---------- INPUT RECORDS
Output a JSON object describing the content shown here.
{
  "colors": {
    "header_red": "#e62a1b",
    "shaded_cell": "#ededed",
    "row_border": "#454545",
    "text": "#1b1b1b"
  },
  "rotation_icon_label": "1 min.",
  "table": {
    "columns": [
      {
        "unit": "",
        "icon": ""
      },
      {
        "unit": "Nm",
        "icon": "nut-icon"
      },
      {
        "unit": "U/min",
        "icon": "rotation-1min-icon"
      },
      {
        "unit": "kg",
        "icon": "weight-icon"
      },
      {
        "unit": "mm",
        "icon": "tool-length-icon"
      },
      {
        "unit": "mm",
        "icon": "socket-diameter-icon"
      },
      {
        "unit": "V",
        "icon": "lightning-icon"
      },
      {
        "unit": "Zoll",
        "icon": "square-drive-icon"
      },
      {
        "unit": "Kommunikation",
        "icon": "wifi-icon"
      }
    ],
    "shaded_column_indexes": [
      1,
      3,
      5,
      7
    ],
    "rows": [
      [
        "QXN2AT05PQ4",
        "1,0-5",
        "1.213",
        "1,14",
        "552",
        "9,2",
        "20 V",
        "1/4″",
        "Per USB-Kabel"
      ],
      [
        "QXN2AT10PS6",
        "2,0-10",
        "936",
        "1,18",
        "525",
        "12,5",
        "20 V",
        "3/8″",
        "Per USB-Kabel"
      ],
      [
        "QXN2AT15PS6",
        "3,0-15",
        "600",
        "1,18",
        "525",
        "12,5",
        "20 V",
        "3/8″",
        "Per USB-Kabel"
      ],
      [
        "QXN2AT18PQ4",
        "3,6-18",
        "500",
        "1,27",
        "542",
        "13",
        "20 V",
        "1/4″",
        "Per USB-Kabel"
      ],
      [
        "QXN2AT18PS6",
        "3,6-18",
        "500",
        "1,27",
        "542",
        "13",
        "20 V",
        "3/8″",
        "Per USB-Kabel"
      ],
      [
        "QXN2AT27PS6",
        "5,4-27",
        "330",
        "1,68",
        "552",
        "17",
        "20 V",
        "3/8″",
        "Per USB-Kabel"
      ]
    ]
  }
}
--------------------
> _EXERCISE DETAILS_:
Copy each line of the data above without altering a single character.

> _ANSWER BELOW_:
Output a JSON object describing the content shown here.
{
  "colors": {
    "header_red": "#e62a1b",
    "shaded_cell": "#ededed",
    "row_border": "#454545",
    "text": "#1b1b1b"
  },
  "rotation_icon_label": "1 min.",
  "table": {
    "columns": [
      {
        "unit": "",
        "icon": ""
      },
      {
        "unit": "Nm",
        "icon": "nut-icon"
      },
      {
        "unit": "U/min",
        "icon": "rotation-1min-icon"
      },
      {
        "unit": "kg",
        "icon": "weight-icon"
      },
      {
        "unit": "mm",
        "icon": "tool-length-icon"
      },
      {
        "unit": "mm",
        "icon": "socket-diameter-icon"
      },
      {
        "unit": "V",
        "icon": "lightning-icon"
      },
      {
        "unit": "Zoll",
        "icon": "square-drive-icon"
      },
      {
        "unit": "Kommunikation",
        "icon": "wifi-icon"
      }
    ],
    "shaded_column_indexes": [
      1,
      3,
      5,
      7
    ],
    "rows": [
      [
        "QXN2AT05PQ4",
        "1,0-5",
        "1.213",
        "1,14",
        "552",
        "9,2",
        "20 V",
        "1/4″",
        "Per USB-Kabel"
      ],
      [
        "QXN2AT10PS6",
        "2,0-10",
        "936",
        "1,18",
        "525",
        "12,5",
        "20 V",
        "3/8″",
        "Per USB-Kabel"
      ],
      [
        "QXN2AT15PS6",
        "3,0-15",
        "600",
        "1,18",
        "525",
        "12,5",
        "20 V",
        "3/8″",
        "Per USB-Kabel"
      ],
      [
        "QXN2AT18PQ4",
        "3,6-18",
        "500",
        "1,27",
        "542",
        "13",
        "20 V",
        "1/4″",
        "Per USB-Kabel"
      ],
      [
        "QXN2AT18PS6",
        "3,6-18",
        "500",
        "1,27",
        "542",
        "13",
        "20 V",
        "3/8″",
        "Per USB-Kabel"
      ],
      [
        "QXN2AT27PS6",
        "5,4-27",
        "330",
        "1,68",
        "552",
        "17",
        "20 V",
        "3/8″",
        "Per USB-Kabel"
      ]
    ]
  }
}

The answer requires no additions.